• _REQUIREMENT_:
Check the listing below for lines that hold "candlestick". How many are there? Please give only the number.

• _SUPPLIED RECORDS_:
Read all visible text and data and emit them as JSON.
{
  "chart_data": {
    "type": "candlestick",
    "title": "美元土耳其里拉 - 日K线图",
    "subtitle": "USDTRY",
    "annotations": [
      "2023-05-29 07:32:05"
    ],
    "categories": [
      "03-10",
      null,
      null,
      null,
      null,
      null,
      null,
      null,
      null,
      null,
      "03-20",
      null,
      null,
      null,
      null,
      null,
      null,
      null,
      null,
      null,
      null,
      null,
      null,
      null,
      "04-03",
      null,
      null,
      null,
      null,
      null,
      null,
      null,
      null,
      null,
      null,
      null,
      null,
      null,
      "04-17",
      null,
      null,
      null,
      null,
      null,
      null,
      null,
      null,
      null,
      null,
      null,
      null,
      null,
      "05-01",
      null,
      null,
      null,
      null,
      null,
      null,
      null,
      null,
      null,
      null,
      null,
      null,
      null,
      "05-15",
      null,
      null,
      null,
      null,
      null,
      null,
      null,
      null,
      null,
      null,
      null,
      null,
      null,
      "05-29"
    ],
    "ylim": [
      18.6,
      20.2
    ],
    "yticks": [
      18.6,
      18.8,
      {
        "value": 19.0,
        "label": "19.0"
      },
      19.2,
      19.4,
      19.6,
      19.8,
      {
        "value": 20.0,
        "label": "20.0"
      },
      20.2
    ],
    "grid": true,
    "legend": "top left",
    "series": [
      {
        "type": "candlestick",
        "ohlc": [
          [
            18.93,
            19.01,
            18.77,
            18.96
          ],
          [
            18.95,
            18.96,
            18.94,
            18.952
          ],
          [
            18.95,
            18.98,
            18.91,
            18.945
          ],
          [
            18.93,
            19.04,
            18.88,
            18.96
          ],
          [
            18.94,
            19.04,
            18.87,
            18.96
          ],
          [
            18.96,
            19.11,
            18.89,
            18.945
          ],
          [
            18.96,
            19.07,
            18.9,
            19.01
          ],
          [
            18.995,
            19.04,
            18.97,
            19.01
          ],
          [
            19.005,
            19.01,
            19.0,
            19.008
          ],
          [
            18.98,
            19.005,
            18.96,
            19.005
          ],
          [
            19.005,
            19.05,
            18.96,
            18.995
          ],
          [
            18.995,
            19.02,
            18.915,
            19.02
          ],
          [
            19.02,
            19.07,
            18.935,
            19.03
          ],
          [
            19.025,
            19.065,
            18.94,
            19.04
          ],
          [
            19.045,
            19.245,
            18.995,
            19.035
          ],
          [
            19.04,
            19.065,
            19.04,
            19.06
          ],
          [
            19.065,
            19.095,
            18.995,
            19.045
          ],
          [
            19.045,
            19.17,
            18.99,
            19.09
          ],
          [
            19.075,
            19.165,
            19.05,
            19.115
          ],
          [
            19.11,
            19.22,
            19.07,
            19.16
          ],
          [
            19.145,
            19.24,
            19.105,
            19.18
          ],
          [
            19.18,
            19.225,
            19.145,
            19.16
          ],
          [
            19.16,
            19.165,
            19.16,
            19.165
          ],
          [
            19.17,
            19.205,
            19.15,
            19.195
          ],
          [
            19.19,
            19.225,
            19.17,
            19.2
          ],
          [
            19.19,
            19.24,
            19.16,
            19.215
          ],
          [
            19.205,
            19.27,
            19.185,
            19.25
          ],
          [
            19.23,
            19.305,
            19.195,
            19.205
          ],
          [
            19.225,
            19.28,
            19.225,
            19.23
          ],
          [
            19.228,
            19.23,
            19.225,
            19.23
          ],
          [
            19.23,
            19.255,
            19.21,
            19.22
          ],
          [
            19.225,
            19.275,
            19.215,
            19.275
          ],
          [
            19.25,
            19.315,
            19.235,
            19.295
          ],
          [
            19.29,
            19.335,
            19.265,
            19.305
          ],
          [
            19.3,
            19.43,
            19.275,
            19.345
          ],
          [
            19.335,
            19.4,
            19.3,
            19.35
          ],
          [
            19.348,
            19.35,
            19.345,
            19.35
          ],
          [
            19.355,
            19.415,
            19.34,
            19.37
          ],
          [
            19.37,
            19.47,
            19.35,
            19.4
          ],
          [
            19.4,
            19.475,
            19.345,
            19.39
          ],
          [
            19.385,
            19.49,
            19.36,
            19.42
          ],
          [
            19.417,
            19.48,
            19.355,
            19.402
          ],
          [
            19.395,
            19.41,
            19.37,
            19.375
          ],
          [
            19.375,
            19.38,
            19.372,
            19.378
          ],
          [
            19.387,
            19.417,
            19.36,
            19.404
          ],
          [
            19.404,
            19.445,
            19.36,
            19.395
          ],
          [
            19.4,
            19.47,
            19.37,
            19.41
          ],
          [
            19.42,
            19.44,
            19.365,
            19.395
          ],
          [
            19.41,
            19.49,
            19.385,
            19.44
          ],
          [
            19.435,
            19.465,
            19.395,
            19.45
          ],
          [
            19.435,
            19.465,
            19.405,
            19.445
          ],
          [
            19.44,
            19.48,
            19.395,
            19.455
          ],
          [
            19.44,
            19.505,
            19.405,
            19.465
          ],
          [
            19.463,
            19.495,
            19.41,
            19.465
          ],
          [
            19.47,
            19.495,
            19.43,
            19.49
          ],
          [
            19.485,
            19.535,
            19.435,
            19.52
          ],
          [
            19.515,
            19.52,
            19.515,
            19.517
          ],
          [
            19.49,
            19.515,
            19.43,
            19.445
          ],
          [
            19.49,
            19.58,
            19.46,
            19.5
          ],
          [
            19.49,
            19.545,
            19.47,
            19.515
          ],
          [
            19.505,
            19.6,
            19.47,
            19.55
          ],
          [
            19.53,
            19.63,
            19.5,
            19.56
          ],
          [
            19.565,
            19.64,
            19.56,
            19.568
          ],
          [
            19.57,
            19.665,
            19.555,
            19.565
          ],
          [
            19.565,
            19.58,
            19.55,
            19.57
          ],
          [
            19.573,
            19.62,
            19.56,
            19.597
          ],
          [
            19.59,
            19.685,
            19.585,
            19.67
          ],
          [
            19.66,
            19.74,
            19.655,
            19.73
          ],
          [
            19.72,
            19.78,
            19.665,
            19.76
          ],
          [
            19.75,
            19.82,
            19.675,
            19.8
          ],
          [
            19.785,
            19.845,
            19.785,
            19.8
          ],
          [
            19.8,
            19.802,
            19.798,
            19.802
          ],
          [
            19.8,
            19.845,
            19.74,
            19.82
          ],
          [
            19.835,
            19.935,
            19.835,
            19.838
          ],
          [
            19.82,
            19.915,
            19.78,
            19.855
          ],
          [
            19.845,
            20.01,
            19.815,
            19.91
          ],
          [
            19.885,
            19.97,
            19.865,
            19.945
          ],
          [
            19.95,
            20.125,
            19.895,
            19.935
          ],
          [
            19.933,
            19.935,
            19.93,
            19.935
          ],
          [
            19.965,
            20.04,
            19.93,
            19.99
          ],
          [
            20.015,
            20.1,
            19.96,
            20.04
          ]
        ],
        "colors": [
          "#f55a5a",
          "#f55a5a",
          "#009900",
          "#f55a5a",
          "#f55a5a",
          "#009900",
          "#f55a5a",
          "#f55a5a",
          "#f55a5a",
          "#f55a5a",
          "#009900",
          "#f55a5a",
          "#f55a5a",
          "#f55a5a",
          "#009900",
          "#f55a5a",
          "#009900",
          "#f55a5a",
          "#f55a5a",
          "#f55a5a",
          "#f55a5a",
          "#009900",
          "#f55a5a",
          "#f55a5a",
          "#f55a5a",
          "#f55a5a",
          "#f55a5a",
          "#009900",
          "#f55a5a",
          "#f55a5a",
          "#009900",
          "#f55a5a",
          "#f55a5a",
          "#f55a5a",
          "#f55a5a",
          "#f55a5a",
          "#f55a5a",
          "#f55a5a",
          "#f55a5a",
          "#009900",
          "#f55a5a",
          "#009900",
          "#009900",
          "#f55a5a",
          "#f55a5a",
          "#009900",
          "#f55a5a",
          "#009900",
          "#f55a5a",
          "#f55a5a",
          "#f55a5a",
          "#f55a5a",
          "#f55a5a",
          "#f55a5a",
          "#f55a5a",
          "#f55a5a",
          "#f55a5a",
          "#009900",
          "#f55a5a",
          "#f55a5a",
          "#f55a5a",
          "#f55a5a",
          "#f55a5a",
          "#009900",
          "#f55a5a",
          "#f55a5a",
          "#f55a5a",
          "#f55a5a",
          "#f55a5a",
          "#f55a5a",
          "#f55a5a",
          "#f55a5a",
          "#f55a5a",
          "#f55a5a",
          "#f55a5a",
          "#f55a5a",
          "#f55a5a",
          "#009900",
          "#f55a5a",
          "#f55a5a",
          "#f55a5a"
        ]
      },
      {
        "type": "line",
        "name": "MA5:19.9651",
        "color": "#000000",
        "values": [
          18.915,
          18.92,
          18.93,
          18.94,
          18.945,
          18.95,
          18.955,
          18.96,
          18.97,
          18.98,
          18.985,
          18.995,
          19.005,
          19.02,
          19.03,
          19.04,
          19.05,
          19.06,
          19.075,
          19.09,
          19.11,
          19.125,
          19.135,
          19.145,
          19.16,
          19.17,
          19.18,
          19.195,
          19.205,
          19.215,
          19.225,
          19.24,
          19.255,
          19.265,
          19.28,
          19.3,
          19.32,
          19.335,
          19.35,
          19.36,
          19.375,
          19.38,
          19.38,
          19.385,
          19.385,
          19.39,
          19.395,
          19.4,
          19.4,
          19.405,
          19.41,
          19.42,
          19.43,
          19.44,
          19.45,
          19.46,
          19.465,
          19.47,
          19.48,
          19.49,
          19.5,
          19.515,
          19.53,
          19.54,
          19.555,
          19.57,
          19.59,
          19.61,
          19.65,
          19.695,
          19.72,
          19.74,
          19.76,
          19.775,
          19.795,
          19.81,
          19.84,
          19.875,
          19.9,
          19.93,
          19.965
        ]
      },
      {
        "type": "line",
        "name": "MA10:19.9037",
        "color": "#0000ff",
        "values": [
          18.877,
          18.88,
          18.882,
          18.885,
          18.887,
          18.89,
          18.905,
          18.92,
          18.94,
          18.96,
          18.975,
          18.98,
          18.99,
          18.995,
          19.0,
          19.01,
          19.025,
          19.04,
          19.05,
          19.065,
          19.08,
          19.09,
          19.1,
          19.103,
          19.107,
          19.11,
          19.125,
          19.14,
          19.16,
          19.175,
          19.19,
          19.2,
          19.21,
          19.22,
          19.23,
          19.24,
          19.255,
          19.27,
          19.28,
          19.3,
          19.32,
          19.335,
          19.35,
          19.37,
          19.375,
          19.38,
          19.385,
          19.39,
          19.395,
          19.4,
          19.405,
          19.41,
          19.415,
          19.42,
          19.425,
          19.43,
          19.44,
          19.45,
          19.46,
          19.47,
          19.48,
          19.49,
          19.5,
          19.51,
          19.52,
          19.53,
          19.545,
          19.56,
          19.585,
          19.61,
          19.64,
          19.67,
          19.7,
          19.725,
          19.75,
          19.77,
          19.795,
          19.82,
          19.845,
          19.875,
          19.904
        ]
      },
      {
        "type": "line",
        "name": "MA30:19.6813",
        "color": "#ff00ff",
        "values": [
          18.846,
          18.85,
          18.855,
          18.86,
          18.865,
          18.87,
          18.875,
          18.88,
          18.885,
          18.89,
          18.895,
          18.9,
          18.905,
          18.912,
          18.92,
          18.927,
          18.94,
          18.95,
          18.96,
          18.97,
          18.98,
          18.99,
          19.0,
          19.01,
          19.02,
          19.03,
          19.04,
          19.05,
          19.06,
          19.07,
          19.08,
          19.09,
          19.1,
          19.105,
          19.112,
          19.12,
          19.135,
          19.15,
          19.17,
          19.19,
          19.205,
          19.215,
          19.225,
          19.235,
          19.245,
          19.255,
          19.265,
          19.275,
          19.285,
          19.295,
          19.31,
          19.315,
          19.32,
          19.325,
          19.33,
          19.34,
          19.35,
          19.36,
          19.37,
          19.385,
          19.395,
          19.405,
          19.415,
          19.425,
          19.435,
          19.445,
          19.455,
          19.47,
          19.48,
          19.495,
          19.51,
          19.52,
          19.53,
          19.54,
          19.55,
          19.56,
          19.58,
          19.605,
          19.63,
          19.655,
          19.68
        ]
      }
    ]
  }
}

• _FULL OUTPUT_:
2